- [What you need to do]: Look through the data below and say how many of its lines contain "Index", adding nothing else.

━━━━━ Data records ━━━━━

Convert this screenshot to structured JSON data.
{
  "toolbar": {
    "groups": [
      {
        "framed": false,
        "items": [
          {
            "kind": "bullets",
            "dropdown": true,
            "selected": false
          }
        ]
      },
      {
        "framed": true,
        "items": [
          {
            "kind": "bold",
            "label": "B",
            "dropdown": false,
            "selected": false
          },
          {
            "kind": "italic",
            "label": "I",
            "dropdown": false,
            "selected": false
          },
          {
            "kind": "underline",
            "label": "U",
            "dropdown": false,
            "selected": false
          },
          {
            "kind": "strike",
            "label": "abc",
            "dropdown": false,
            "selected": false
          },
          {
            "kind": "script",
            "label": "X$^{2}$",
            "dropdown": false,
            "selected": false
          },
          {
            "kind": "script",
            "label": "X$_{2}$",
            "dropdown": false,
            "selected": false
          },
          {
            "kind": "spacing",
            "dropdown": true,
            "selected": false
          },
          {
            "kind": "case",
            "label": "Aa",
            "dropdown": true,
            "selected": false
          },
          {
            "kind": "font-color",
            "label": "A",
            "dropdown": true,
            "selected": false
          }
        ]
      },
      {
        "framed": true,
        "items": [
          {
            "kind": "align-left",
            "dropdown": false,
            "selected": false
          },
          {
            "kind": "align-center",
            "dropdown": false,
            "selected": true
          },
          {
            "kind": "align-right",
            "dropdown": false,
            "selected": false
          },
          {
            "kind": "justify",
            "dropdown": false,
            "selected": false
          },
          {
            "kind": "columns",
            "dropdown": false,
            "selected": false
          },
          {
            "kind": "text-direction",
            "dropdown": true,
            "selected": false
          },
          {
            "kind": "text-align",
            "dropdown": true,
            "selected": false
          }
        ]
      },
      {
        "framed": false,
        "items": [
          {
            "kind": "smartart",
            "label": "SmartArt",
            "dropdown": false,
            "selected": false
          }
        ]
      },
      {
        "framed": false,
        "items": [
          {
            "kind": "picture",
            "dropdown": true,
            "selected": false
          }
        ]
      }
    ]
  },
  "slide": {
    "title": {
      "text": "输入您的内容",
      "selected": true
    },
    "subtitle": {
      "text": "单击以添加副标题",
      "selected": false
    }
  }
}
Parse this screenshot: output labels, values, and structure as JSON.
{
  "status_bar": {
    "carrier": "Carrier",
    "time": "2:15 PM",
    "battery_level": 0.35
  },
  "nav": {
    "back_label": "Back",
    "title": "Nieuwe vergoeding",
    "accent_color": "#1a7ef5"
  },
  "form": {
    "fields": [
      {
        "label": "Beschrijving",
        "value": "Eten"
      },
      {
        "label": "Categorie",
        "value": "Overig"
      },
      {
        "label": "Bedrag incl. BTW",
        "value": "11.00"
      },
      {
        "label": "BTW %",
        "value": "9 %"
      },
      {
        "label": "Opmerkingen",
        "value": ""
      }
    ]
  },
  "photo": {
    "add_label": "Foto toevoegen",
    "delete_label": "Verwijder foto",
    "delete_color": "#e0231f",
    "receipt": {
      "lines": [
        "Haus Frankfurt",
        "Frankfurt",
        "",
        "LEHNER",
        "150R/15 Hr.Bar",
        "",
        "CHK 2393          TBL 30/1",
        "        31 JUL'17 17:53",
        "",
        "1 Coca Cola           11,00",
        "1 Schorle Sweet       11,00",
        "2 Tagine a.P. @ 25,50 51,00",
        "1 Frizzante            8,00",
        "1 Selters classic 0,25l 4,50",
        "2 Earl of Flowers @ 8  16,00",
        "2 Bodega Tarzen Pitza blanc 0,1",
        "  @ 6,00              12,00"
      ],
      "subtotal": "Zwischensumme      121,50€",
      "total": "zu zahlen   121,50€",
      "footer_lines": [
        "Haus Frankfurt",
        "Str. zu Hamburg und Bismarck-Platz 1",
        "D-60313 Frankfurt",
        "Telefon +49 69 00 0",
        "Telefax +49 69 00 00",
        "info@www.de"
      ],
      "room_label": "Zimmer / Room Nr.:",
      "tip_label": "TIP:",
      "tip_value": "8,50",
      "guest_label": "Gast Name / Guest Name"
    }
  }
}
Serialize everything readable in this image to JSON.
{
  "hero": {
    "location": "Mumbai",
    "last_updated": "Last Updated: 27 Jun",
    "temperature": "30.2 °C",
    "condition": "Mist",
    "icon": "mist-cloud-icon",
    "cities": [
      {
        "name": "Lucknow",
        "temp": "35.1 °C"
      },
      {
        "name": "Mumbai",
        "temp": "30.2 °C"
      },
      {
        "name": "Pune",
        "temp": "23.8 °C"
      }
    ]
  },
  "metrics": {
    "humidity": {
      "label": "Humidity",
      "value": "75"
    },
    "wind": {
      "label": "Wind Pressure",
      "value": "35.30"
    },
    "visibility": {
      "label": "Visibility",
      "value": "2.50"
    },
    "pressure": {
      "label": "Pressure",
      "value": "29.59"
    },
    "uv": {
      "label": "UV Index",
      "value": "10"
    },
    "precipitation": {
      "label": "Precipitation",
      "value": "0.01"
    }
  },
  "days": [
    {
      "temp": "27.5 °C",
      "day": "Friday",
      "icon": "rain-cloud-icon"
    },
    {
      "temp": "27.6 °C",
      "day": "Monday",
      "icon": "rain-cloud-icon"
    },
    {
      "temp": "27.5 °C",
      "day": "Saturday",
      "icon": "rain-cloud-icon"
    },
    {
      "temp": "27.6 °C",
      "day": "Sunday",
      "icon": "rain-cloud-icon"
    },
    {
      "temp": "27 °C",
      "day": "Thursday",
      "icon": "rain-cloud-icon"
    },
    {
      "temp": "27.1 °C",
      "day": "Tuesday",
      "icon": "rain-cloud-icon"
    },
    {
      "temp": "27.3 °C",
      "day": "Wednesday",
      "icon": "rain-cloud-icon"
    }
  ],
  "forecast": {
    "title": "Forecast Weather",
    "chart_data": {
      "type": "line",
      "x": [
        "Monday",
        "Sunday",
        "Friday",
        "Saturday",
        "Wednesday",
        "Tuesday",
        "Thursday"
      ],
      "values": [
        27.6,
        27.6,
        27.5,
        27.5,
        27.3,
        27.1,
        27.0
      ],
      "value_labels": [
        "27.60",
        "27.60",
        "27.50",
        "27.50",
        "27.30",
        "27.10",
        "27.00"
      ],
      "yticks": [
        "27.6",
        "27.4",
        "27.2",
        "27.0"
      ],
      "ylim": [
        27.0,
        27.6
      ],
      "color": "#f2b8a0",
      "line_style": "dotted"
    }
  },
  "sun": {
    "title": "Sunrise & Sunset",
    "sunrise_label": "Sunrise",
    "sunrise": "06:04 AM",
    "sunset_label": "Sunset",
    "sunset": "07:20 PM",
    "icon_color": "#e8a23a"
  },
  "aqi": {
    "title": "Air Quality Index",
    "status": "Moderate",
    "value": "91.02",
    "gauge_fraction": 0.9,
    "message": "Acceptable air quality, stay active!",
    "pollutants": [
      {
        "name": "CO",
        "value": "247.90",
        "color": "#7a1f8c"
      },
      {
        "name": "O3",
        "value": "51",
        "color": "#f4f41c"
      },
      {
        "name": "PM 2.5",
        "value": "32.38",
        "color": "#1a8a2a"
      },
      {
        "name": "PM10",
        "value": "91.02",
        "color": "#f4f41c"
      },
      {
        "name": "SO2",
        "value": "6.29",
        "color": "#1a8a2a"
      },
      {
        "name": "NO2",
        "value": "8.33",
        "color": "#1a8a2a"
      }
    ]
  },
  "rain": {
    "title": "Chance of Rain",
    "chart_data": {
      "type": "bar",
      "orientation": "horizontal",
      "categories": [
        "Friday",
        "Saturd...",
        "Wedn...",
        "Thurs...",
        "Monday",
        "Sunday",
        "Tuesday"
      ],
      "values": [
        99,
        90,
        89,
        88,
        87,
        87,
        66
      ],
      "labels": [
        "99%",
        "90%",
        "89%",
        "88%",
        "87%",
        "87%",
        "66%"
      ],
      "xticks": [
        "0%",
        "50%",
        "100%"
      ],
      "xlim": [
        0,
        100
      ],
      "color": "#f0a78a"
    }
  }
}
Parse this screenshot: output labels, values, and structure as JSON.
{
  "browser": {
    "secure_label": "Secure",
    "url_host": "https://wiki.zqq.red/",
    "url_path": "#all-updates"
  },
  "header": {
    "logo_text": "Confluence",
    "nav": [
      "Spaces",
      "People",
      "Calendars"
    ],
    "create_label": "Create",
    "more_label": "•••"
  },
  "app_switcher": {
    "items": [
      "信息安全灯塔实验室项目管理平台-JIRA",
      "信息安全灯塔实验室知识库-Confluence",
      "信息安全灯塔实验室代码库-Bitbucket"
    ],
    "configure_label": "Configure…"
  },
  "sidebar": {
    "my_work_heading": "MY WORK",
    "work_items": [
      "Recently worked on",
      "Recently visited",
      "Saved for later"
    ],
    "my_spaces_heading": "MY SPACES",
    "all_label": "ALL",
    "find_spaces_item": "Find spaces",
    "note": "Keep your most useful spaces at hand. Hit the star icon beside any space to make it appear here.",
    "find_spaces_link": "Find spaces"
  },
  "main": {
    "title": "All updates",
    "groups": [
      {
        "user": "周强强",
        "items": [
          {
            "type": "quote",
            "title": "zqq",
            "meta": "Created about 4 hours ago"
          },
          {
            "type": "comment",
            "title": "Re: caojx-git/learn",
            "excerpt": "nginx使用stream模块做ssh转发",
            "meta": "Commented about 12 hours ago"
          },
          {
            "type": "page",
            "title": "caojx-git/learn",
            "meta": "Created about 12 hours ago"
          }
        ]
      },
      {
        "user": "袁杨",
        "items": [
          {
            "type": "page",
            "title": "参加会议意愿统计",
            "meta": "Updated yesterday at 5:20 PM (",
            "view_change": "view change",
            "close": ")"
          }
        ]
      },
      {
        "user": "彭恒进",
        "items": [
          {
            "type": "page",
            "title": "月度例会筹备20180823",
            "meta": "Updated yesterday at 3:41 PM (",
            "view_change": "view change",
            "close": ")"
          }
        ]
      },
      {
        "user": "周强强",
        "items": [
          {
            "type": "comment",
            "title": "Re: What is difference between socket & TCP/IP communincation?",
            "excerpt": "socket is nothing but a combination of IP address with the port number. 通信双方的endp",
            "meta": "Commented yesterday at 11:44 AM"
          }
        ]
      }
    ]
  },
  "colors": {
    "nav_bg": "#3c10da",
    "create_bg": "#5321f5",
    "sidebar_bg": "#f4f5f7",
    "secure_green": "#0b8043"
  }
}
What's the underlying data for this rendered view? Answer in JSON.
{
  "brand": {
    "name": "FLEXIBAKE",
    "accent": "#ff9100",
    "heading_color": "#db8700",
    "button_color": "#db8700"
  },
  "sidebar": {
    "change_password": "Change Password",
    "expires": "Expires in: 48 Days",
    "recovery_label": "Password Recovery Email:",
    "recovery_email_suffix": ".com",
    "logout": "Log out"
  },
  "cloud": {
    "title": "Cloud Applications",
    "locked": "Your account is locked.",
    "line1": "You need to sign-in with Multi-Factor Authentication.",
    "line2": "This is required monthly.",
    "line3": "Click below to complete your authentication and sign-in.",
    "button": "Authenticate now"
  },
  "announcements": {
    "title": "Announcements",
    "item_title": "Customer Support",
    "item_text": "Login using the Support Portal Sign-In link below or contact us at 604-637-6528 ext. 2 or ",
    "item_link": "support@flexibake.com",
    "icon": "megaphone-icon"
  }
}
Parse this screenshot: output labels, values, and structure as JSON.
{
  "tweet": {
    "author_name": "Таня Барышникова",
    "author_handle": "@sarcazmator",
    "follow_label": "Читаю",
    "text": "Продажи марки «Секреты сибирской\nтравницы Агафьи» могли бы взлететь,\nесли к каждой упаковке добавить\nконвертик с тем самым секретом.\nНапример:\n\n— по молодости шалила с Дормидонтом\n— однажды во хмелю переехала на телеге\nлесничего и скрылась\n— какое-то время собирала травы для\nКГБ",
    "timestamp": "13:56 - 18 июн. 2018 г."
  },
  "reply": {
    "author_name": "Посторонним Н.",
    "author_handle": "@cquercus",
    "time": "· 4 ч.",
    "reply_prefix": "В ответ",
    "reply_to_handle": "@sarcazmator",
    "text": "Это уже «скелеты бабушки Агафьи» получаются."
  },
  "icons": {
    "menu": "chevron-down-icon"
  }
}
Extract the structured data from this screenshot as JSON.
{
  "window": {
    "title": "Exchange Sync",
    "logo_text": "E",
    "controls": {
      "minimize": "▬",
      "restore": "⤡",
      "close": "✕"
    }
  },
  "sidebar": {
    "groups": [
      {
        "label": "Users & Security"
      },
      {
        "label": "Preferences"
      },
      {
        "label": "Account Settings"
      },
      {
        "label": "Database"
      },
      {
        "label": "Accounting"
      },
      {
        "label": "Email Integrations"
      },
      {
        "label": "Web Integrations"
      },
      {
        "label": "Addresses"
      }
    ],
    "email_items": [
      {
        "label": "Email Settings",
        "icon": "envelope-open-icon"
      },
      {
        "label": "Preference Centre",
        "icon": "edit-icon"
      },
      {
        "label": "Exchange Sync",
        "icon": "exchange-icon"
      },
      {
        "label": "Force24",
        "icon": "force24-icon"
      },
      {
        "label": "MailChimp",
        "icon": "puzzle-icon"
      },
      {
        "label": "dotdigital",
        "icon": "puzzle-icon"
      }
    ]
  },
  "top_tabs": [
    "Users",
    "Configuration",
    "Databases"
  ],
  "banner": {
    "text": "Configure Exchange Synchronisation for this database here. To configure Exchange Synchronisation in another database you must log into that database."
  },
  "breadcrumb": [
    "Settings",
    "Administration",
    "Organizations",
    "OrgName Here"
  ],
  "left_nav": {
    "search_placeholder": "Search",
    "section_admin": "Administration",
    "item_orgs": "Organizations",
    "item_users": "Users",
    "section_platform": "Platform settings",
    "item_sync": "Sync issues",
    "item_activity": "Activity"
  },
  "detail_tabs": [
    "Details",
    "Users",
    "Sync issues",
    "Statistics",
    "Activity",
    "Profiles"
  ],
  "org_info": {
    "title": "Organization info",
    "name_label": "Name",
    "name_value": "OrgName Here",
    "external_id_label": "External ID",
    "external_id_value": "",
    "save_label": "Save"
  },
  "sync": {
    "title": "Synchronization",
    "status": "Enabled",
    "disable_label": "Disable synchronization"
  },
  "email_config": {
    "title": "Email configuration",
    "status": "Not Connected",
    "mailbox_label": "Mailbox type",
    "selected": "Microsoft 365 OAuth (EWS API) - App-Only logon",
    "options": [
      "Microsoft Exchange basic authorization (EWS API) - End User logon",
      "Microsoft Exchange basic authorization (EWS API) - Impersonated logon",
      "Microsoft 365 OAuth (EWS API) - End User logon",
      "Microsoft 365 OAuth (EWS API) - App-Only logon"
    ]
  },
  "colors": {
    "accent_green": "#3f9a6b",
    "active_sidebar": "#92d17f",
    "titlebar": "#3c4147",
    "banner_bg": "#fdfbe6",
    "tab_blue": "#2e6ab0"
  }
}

━━━━━

- [Problem solution]: 2